▶ **Requirement**
In the copy, include every entry exactly but none of the images.

[Raw records]
——————
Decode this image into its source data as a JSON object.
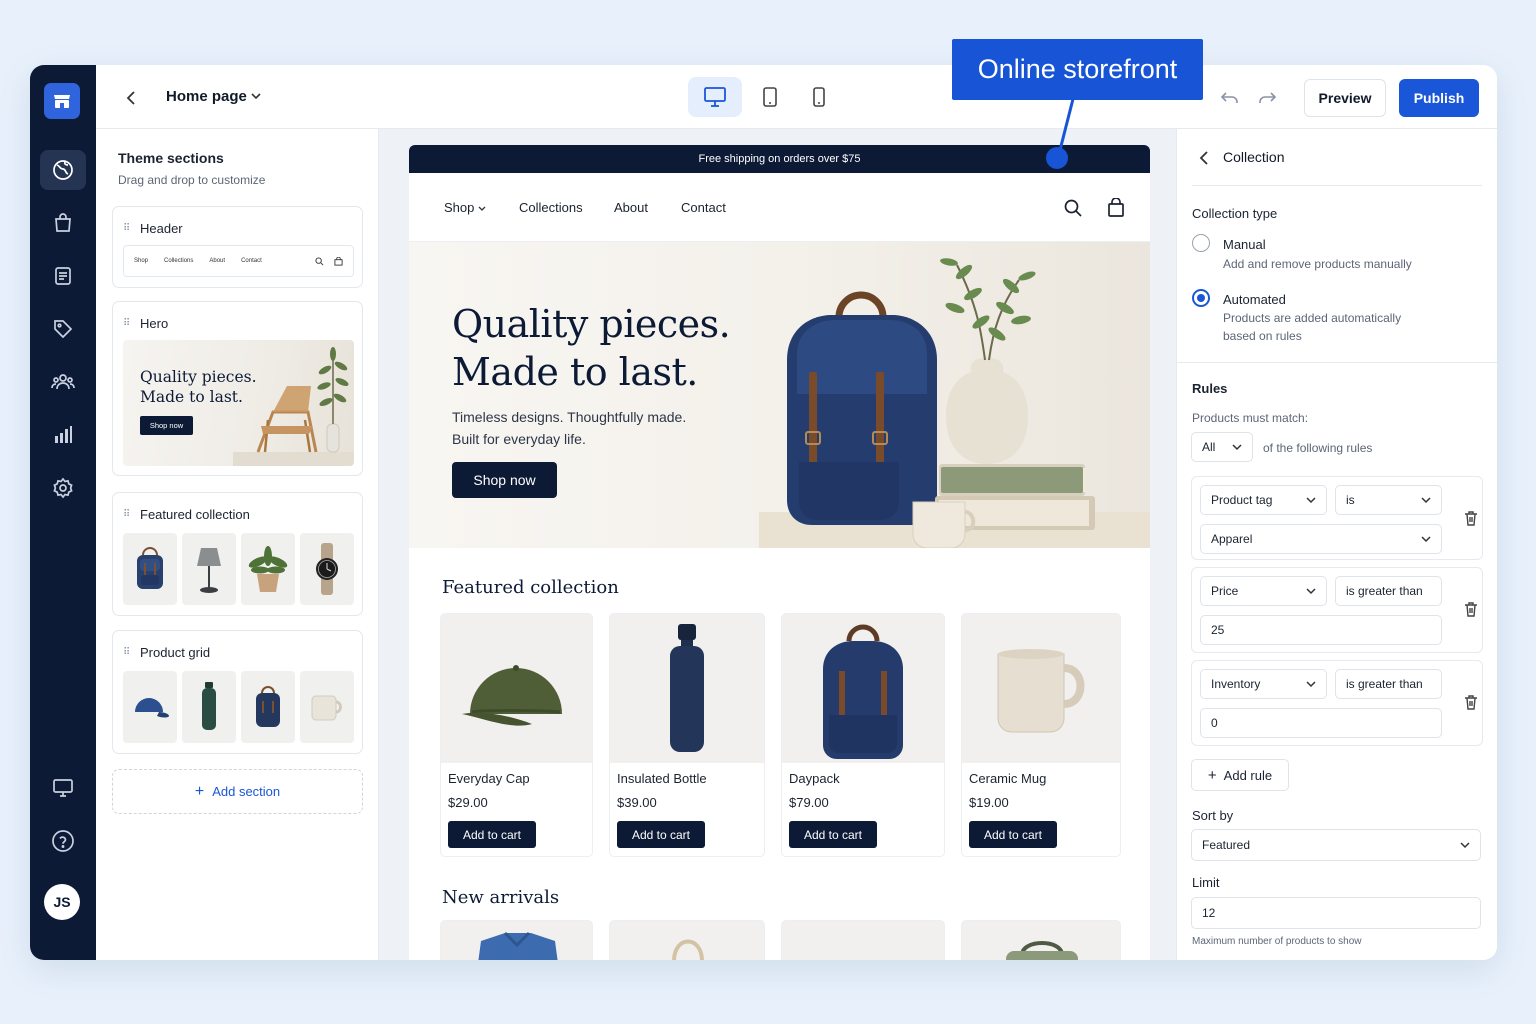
{
  "callout": {
    "text": "Online storefront"
  },
  "topbar": {
    "page_title": "Home page",
    "preview_label": "Preview",
    "publish_label": "Publish"
  },
  "rail": {
    "items": [
      "storefront-icon",
      "shopping-bag-icon",
      "document-icon",
      "tag-icon",
      "users-icon",
      "analytics-icon",
      "settings-icon"
    ],
    "bottom": [
      "monitor-icon",
      "help-icon"
    ],
    "avatar_initials": "JS"
  },
  "sidebar": {
    "title": "Theme sections",
    "subtitle": "Drag and drop to customize",
    "sections": {
      "header": {
        "label": "Header",
        "nav": [
          "Shop",
          "Collections",
          "About",
          "Contact"
        ]
      },
      "hero": {
        "label": "Hero",
        "headline_1": "Quality pieces.",
        "headline_2": "Made to last.",
        "button": "Shop now"
      },
      "featured": {
        "label": "Featured collection"
      },
      "grid": {
        "label": "Product grid"
      }
    },
    "add_section_label": "Add section"
  },
  "store": {
    "announcement": "Free shipping on orders over $75",
    "nav": {
      "shop": "Shop",
      "collections": "Collections",
      "about": "About",
      "contact": "Contact"
    },
    "hero": {
      "line1": "Quality pieces.",
      "line2": "Made to last.",
      "body1": "Timeless designs. Thoughtfully made.",
      "body2": "Built for everyday life.",
      "button": "Shop now"
    },
    "featured_title": "Featured collection",
    "products": [
      {
        "name": "Everyday Cap",
        "price": "$29.00",
        "button": "Add to cart"
      },
      {
        "name": "Insulated Bottle",
        "price": "$39.00",
        "button": "Add to cart"
      },
      {
        "name": "Daypack",
        "price": "$79.00",
        "button": "Add to cart"
      },
      {
        "name": "Ceramic Mug",
        "price": "$19.00",
        "button": "Add to cart"
      }
    ],
    "new_arrivals_title": "New arrivals"
  },
  "panel": {
    "title": "Collection",
    "collection_type_label": "Collection type",
    "manual_label": "Manual",
    "manual_desc": "Add and remove products manually",
    "automated_label": "Automated",
    "automated_desc_1": "Products are added automatically",
    "automated_desc_2": "based on rules",
    "selected_type": "Automated",
    "rules_label": "Rules",
    "must_match_label": "Products must match:",
    "match_value": "All",
    "match_suffix": "of the following rules",
    "rules": [
      {
        "field": "Product tag",
        "operator": "is",
        "value": "Apparel"
      },
      {
        "field": "Price",
        "operator": "is greater than",
        "value": "25"
      },
      {
        "field": "Inventory",
        "operator": "is greater than",
        "value": "0"
      }
    ],
    "add_rule_label": "Add rule",
    "sort_label": "Sort by",
    "sort_value": "Featured",
    "limit_label": "Limit",
    "limit_value": "12",
    "limit_help": "Maximum number of products to show"
  },
  "colors": {
    "accent": "#1a56d8",
    "navy": "#0c1a36",
    "background": "#e8f1fb"
  }
}
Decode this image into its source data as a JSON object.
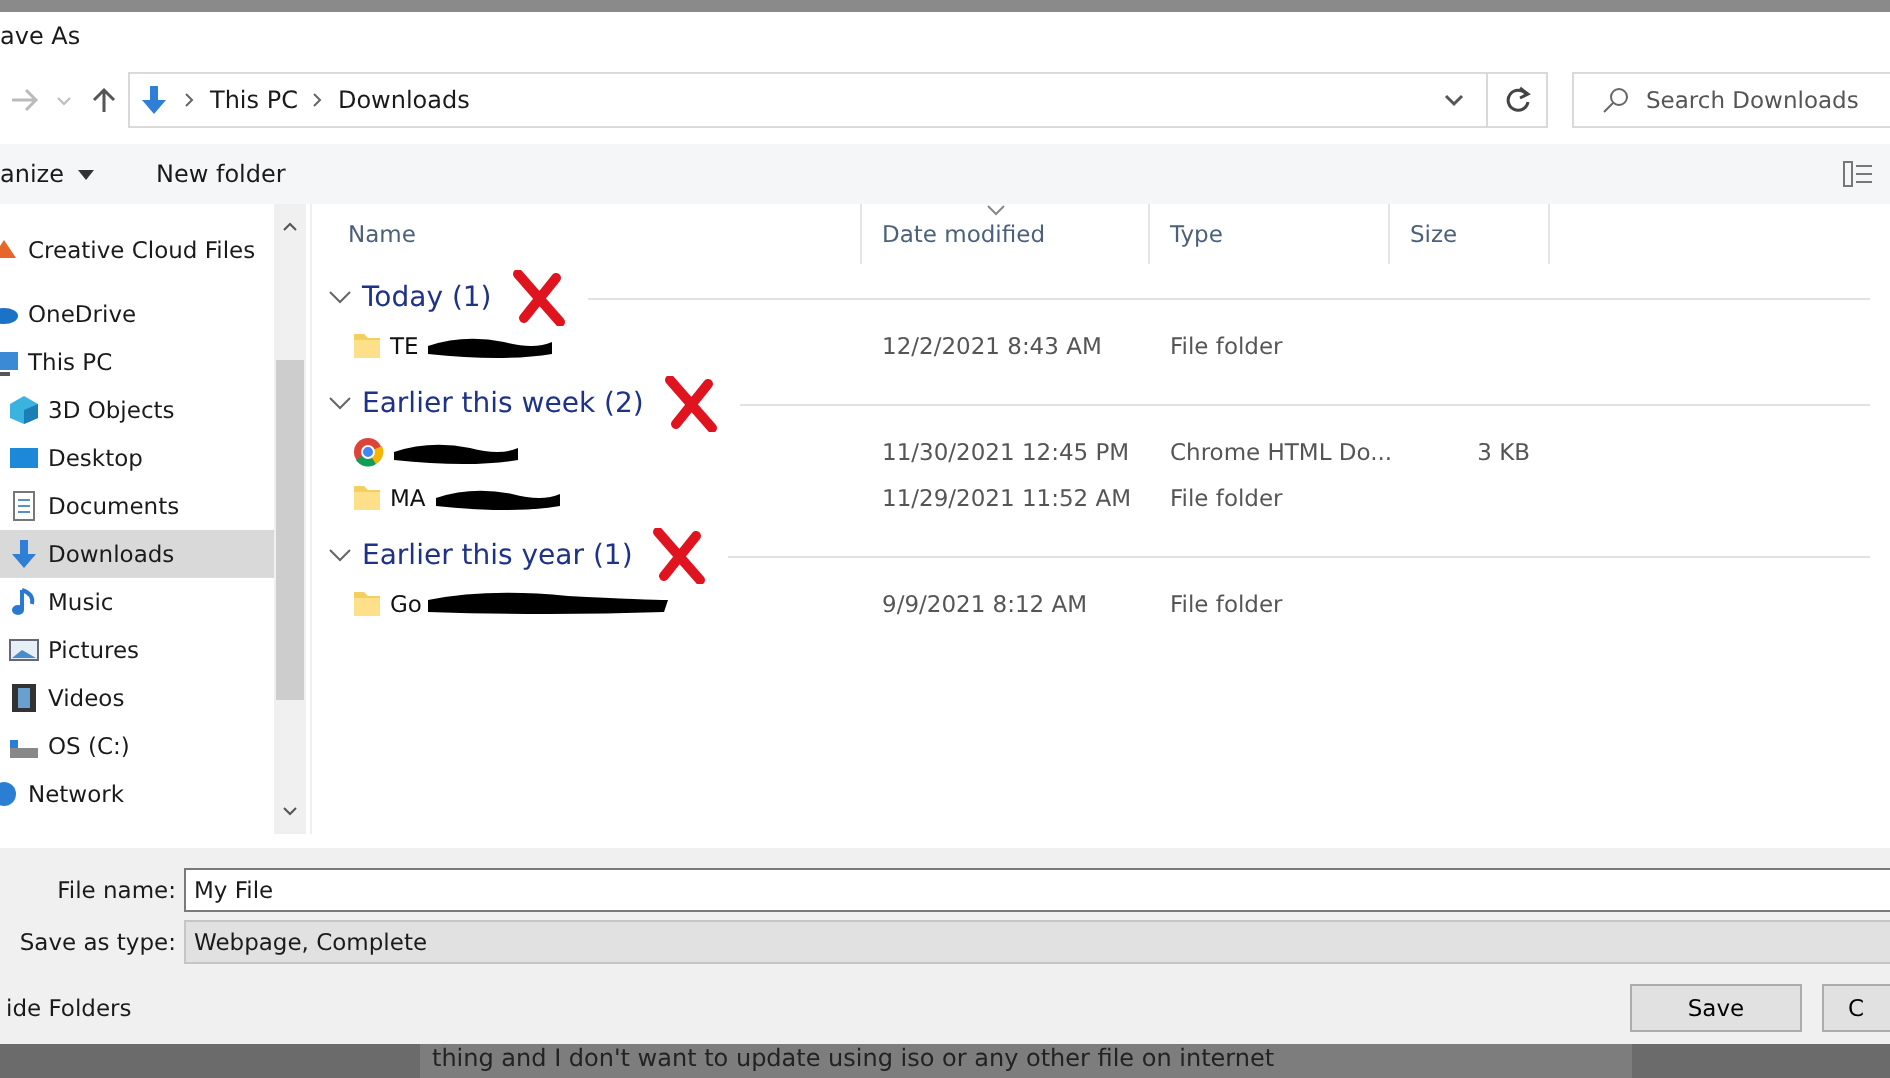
{
  "window": {
    "title": "ave As"
  },
  "address": {
    "path": [
      "This PC",
      "Downloads"
    ]
  },
  "search": {
    "placeholder": "Search Downloads"
  },
  "toolbar": {
    "organize": "anize",
    "new_folder": "New folder"
  },
  "sidebar": {
    "items": [
      {
        "label": "Creative Cloud Files",
        "selected": false
      },
      {
        "label": "OneDrive",
        "selected": false
      },
      {
        "label": "This PC",
        "selected": false,
        "children": [
          {
            "label": "3D Objects",
            "selected": false
          },
          {
            "label": "Desktop",
            "selected": false
          },
          {
            "label": "Documents",
            "selected": false
          },
          {
            "label": "Downloads",
            "selected": true
          },
          {
            "label": "Music",
            "selected": false
          },
          {
            "label": "Pictures",
            "selected": false
          },
          {
            "label": "Videos",
            "selected": false
          },
          {
            "label": "OS (C:)",
            "selected": false
          }
        ]
      },
      {
        "label": "Network",
        "selected": false
      }
    ]
  },
  "columns": [
    "Name",
    "Date modified",
    "Type",
    "Size"
  ],
  "groups": [
    {
      "title": "Today (1)",
      "expanded": true,
      "files": [
        {
          "name": "TE",
          "kind": "folder",
          "date": "12/2/2021 8:43 AM",
          "type": "File folder"
        }
      ]
    },
    {
      "title": "Earlier this week (2)",
      "expanded": true,
      "files": [
        {
          "kind": "html",
          "date": "11/30/2021 12:45 PM",
          "type": "Chrome HTML Do...",
          "size": "3 KB"
        },
        {
          "name": "MA",
          "kind": "folder",
          "date": "11/29/2021 11:52 AM",
          "type": "File folder"
        }
      ]
    },
    {
      "title": "Earlier this year (1)",
      "expanded": true,
      "files": [
        {
          "name": "Go",
          "kind": "folder",
          "date": "9/9/2021 8:12 AM",
          "type": "File folder"
        }
      ]
    }
  ],
  "file_name": {
    "label": "File name:",
    "value": "My File"
  },
  "save_type": {
    "label": "Save as type:",
    "value": "Webpage, Complete"
  },
  "hide_folders": "ide Folders",
  "buttons": [
    "Save",
    "C"
  ],
  "background_text": "thing and I don't want to update using iso or any other file on internet"
}
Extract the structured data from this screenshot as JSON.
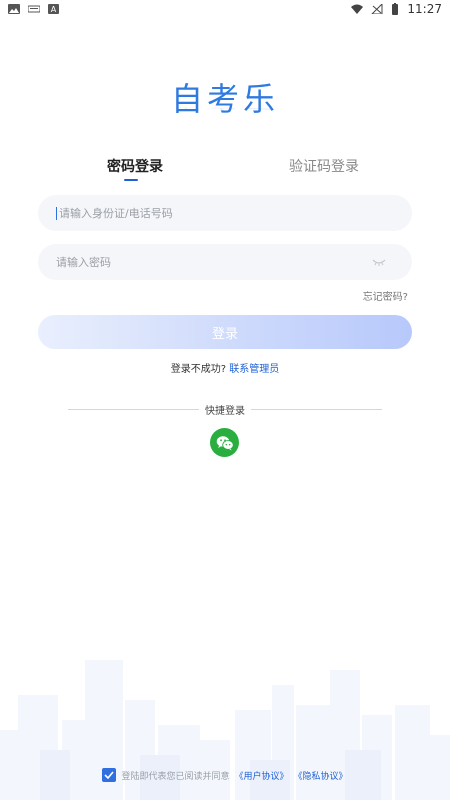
{
  "status_bar": {
    "time": "11:27",
    "left_icons": [
      "image-icon",
      "keyboard-icon",
      "a-icon"
    ],
    "right_icons": [
      "wifi-icon",
      "signal-icon",
      "battery-icon"
    ]
  },
  "logo": {
    "text": "自考乐"
  },
  "tabs": [
    {
      "label": "密码登录",
      "active": true
    },
    {
      "label": "验证码登录",
      "active": false
    }
  ],
  "form": {
    "account_placeholder": "请输入身份证/电话号码",
    "password_placeholder": "请输入密码",
    "forgot_label": "忘记密码?",
    "login_label": "登录"
  },
  "help": {
    "prefix": "登录不成功?",
    "contact": "联系管理员"
  },
  "quick_login": {
    "label": "快捷登录",
    "icon": "wechat-icon"
  },
  "agreement": {
    "checked": true,
    "text": "登陆即代表您已阅读并同意",
    "user_agreement": "《用户协议》",
    "privacy_policy": "《隐私协议》"
  },
  "colors": {
    "accent": "#1d5fd6",
    "logo": "#2f7ae0",
    "wechat": "#2aae3f",
    "button_start": "#e9effd",
    "button_end": "#b7c8fb"
  }
}
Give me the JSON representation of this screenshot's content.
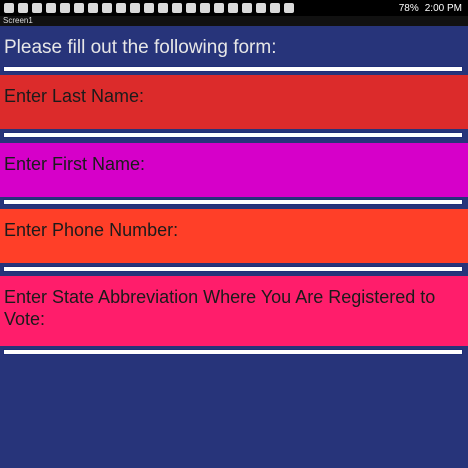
{
  "status_bar": {
    "battery": "78%",
    "time": "2:00 PM",
    "icons": [
      "notification-icon",
      "notification-icon",
      "notification-icon",
      "download-icon",
      "download-icon",
      "download-icon",
      "download-icon",
      "download-icon",
      "download-icon",
      "download-icon",
      "download-icon",
      "image-icon",
      "email-icon",
      "email-icon",
      "email-icon",
      "app-icon",
      "app-icon",
      "flag-icon",
      "flag-icon",
      "warning-icon",
      "warning-icon"
    ]
  },
  "window": {
    "title": "Screen1"
  },
  "form": {
    "heading": "Please fill out the following form:",
    "fields": [
      {
        "label": "Enter Last Name:",
        "value": ""
      },
      {
        "label": "Enter First Name:",
        "value": ""
      },
      {
        "label": "Enter Phone Number:",
        "value": ""
      },
      {
        "label": "Enter State Abbreviation Where You Are Registered to Vote:",
        "value": ""
      }
    ]
  },
  "colors": {
    "background": "#27347a",
    "panel_last_name": "#dc2b2b",
    "panel_first_name": "#d600c9",
    "panel_phone": "#ff3f28",
    "panel_state": "#ff1d6b"
  }
}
——————
▶ **Task response**
Decode this image into its source data as a JSON object.
{
  "callout": {
    "text": "Online storefront"
  },
  "topbar": {
    "page_title": "Home page",
    "preview_label": "Preview",
    "publish_label": "Publish"
  },
  "rail": {
    "items": [
      "storefront-icon",
      "shopping-bag-icon",
      "document-icon",
      "tag-icon",
      "users-icon",
      "analytics-icon",
      "settings-icon"
    ],
    "bottom": [
      "monitor-icon",
      "help-icon"
    ],
    "avatar_initials": "JS"
  },
  "sidebar": {
    "title": "Theme sections",
    "subtitle": "Drag and drop to customize",
    "sections": {
      "header": {
        "label": "Header",
        "nav": [
          "Shop",
          "Collections",
          "About",
          "Contact"
        ]
      },
      "hero": {
        "label": "Hero",
        "headline_1": "Quality pieces.",
        "headline_2": "Made to last.",
        "button": "Shop now"
      },
      "featured": {
        "label": "Featured collection"
      },
      "grid": {
        "label": "Product grid"
      }
    },
    "add_section_label": "Add section"
  },
  "store": {
    "announcement": "Free shipping on orders over $75",
    "nav": {
      "shop": "Shop",
      "collections": "Collections",
      "about": "About",
      "contact": "Contact"
    },
    "hero": {
      "line1": "Quality pieces.",
      "line2": "Made to last.",
      "body1": "Timeless designs. Thoughtfully made.",
      "body2": "Built for everyday life.",
      "button": "Shop now"
    },
    "featured_title": "Featured collection",
    "products": [
      {
        "name": "Everyday Cap",
        "price": "$29.00",
        "button": "Add to cart"
      },
      {
        "name": "Insulated Bottle",
        "price": "$39.00",
        "button": "Add to cart"
      },
      {
        "name": "Daypack",
        "price": "$79.00",
        "button": "Add to cart"
      },
      {
        "name": "Ceramic Mug",
        "price": "$19.00",
        "button": "Add to cart"
      }
    ],
    "new_arrivals_title": "New arrivals"
  },
  "panel": {
    "title": "Collection",
    "collection_type_label": "Collection type",
    "manual_label": "Manual",
    "manual_desc": "Add and remove products manually",
    "automated_label": "Automated",
    "automated_desc_1": "Products are added automatically",
    "automated_desc_2": "based on rules",
    "selected_type": "Automated",
    "rules_label": "Rules",
    "must_match_label": "Products must match:",
    "match_value": "All",
    "match_suffix": "of the following rules",
    "rules": [
      {
        "field": "Product tag",
        "operator": "is",
        "value": "Apparel"
      },
      {
        "field": "Price",
        "operator": "is greater than",
        "value": "25"
      },
      {
        "field": "Inventory",
        "operator": "is greater than",
        "value": "0"
      }
    ],
    "add_rule_label": "Add rule",
    "sort_label": "Sort by",
    "sort_value": "Featured",
    "limit_label": "Limit",
    "limit_value": "12",
    "limit_help": "Maximum number of products to show"
  },
  "colors": {
    "accent": "#1a56d8",
    "navy": "#0c1a36",
    "background": "#e8f1fb"
  }
}
Decode this image into its source data as a JSON object.
{
  "window": {
    "title": "ave As"
  },
  "address": {
    "path": [
      "This PC",
      "Downloads"
    ]
  },
  "search": {
    "placeholder": "Search Downloads"
  },
  "toolbar": {
    "organize": "anize",
    "new_folder": "New folder"
  },
  "sidebar": {
    "items": [
      {
        "label": "Creative Cloud Files",
        "selected": false
      },
      {
        "label": "OneDrive",
        "selected": false
      },
      {
        "label": "This PC",
        "selected": false,
        "children": [
          {
            "label": "3D Objects",
            "selected": false
          },
          {
            "label": "Desktop",
            "selected": false
          },
          {
            "label": "Documents",
            "selected": false
          },
          {
            "label": "Downloads",
            "selected": true
          },
          {
            "label": "Music",
            "selected": false
          },
          {
            "label": "Pictures",
            "selected": false
          },
          {
            "label": "Videos",
            "selected": false
          },
          {
            "label": "OS (C:)",
            "selected": false
          }
        ]
      },
      {
        "label": "Network",
        "selected": false
      }
    ]
  },
  "columns": [
    "Name",
    "Date modified",
    "Type",
    "Size"
  ],
  "groups": [
    {
      "title": "Today (1)",
      "expanded": true,
      "files": [
        {
          "name": "TE",
          "kind": "folder",
          "date": "12/2/2021 8:43 AM",
          "type": "File folder"
        }
      ]
    },
    {
      "title": "Earlier this week (2)",
      "expanded": true,
      "files": [
        {
          "kind": "html",
          "date": "11/30/2021 12:45 PM",
          "type": "Chrome HTML Do...",
          "size": "3 KB"
        },
        {
          "name": "MA",
          "kind": "folder",
          "date": "11/29/2021 11:52 AM",
          "type": "File folder"
        }
      ]
    },
    {
      "title": "Earlier this year (1)",
      "expanded": true,
      "files": [
        {
          "name": "Go",
          "kind": "folder",
          "date": "9/9/2021 8:12 AM",
          "type": "File folder"
        }
      ]
    }
  ],
  "file_name": {
    "label": "File name:",
    "value": "My File"
  },
  "save_type": {
    "label": "Save as type:",
    "value": "Webpage, Complete"
  },
  "hide_folders": "ide Folders",
  "buttons": [
    "Save",
    "C"
  ],
  "background_text": "thing and I don't want to update using iso or any other file on internet"
}
Extract the structured data from this screenshot as JSON.
{
  "status_bar": {
    "time": "11:27",
    "left_icons": [
      "image-icon",
      "keyboard-icon",
      "a-icon"
    ],
    "right_icons": [
      "wifi-icon",
      "signal-icon",
      "battery-icon"
    ]
  },
  "logo": {
    "text": "自考乐"
  },
  "tabs": [
    {
      "label": "密码登录",
      "active": true
    },
    {
      "label": "验证码登录",
      "active": false
    }
  ],
  "form": {
    "account_placeholder": "请输入身份证/电话号码",
    "password_placeholder": "请输入密码",
    "forgot_label": "忘记密码?",
    "login_label": "登录"
  },
  "help": {
    "prefix": "登录不成功?",
    "contact": "联系管理员"
  },
  "quick_login": {
    "label": "快捷登录",
    "icon": "wechat-icon"
  },
  "agreement": {
    "checked": true,
    "text": "登陆即代表您已阅读并同意",
    "user_agreement": "《用户协议》",
    "privacy_policy": "《隐私协议》"
  },
  "colors": {
    "accent": "#1d5fd6",
    "logo": "#2f7ae0",
    "wechat": "#2aae3f",
    "button_start": "#e9effd",
    "button_end": "#b7c8fb"
  }
}
Give me the JSON representation of this screenshot's content.
{
  "status_bar": {
    "battery": "78%",
    "time": "2:00 PM",
    "icons": [
      "notification-icon",
      "notification-icon",
      "notification-icon",
      "download-icon",
      "download-icon",
      "download-icon",
      "download-icon",
      "download-icon",
      "download-icon",
      "download-icon",
      "download-icon",
      "image-icon",
      "email-icon",
      "email-icon",
      "email-icon",
      "app-icon",
      "app-icon",
      "flag-icon",
      "flag-icon",
      "warning-icon",
      "warning-icon"
    ]
  },
  "window": {
    "title": "Screen1"
  },
  "form": {
    "heading": "Please fill out the following form:",
    "fields": [
      {
        "label": "Enter Last Name:",
        "value": ""
      },
      {
        "label": "Enter First Name:",
        "value": ""
      },
      {
        "label": "Enter Phone Number:",
        "value": ""
      },
      {
        "label": "Enter State Abbreviation Where You Are Registered to Vote:",
        "value": ""
      }
    ]
  },
  "colors": {
    "background": "#27347a",
    "panel_last_name": "#dc2b2b",
    "panel_first_name": "#d600c9",
    "panel_phone": "#ff3f28",
    "panel_state": "#ff1d6b"
  }
}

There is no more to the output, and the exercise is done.